**Material provided**

□ □ □ □

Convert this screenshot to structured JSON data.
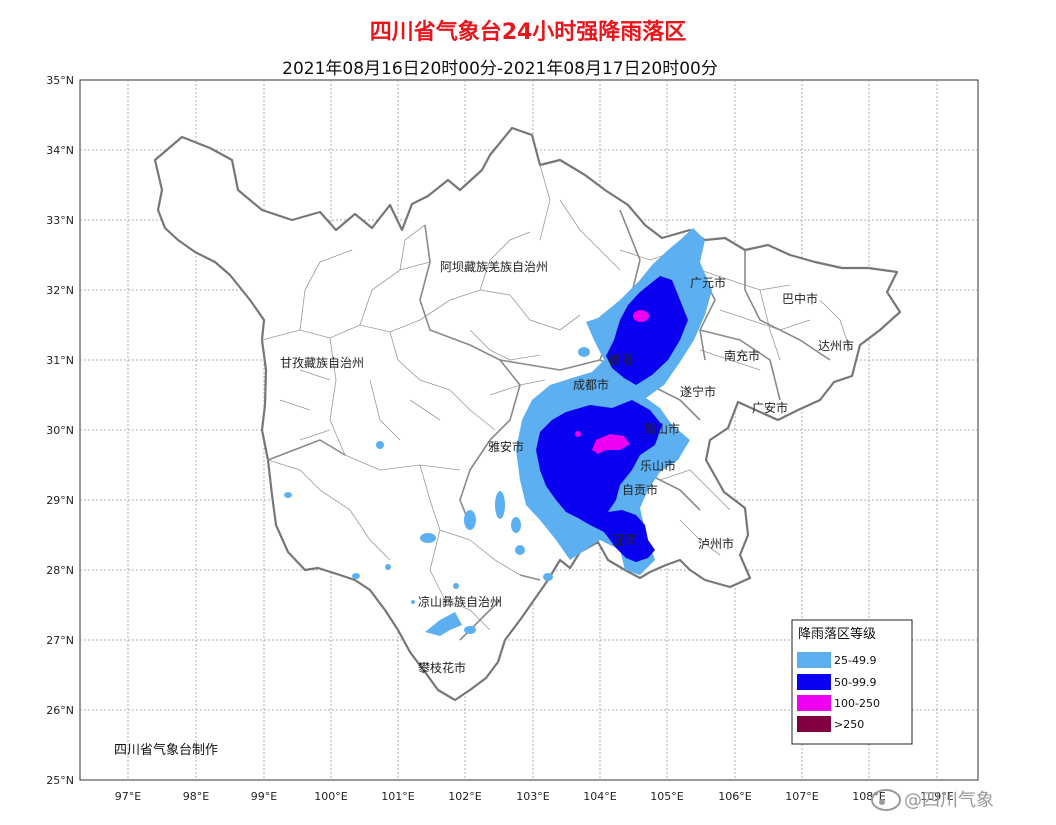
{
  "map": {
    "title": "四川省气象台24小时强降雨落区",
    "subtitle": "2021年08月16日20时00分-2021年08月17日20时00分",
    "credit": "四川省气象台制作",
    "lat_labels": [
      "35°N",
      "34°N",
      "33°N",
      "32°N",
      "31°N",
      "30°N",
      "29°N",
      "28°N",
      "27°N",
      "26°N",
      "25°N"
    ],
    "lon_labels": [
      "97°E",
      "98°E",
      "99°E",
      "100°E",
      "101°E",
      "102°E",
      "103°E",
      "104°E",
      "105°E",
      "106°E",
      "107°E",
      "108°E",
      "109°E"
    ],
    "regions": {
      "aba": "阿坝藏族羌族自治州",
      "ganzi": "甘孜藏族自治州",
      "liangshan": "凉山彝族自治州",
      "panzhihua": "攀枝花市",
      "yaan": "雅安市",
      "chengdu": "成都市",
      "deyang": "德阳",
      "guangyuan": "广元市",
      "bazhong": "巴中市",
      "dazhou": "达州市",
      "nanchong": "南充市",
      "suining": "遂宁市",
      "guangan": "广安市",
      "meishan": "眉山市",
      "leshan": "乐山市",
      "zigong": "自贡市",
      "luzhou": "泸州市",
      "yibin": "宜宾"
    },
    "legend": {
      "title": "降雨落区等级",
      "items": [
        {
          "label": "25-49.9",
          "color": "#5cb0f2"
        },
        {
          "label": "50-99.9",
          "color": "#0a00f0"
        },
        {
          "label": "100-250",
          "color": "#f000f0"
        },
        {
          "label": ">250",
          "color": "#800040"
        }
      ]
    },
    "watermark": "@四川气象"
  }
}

□ □ □ □

**What the exercise asks**
Word for word, quote the lines above. Omit the pictures.

**Worked solution**
Convert this screenshot to structured JSON data.
{
  "map": {
    "title": "四川省气象台24小时强降雨落区",
    "subtitle": "2021年08月16日20时00分-2021年08月17日20时00分",
    "credit": "四川省气象台制作",
    "lat_labels": [
      "35°N",
      "34°N",
      "33°N",
      "32°N",
      "31°N",
      "30°N",
      "29°N",
      "28°N",
      "27°N",
      "26°N",
      "25°N"
    ],
    "lon_labels": [
      "97°E",
      "98°E",
      "99°E",
      "100°E",
      "101°E",
      "102°E",
      "103°E",
      "104°E",
      "105°E",
      "106°E",
      "107°E",
      "108°E",
      "109°E"
    ],
    "regions": {
      "aba": "阿坝藏族羌族自治州",
      "ganzi": "甘孜藏族自治州",
      "liangshan": "凉山彝族自治州",
      "panzhihua": "攀枝花市",
      "yaan": "雅安市",
      "chengdu": "成都市",
      "deyang": "德阳",
      "guangyuan": "广元市",
      "bazhong": "巴中市",
      "dazhou": "达州市",
      "nanchong": "南充市",
      "suining": "遂宁市",
      "guangan": "广安市",
      "meishan": "眉山市",
      "leshan": "乐山市",
      "zigong": "自贡市",
      "luzhou": "泸州市",
      "yibin": "宜宾"
    },
    "legend": {
      "title": "降雨落区等级",
      "items": [
        {
          "label": "25-49.9",
          "color": "#5cb0f2"
        },
        {
          "label": "50-99.9",
          "color": "#0a00f0"
        },
        {
          "label": "100-250",
          "color": "#f000f0"
        },
        {
          "label": ">250",
          "color": "#800040"
        }
      ]
    },
    "watermark": "@四川气象"
  }
}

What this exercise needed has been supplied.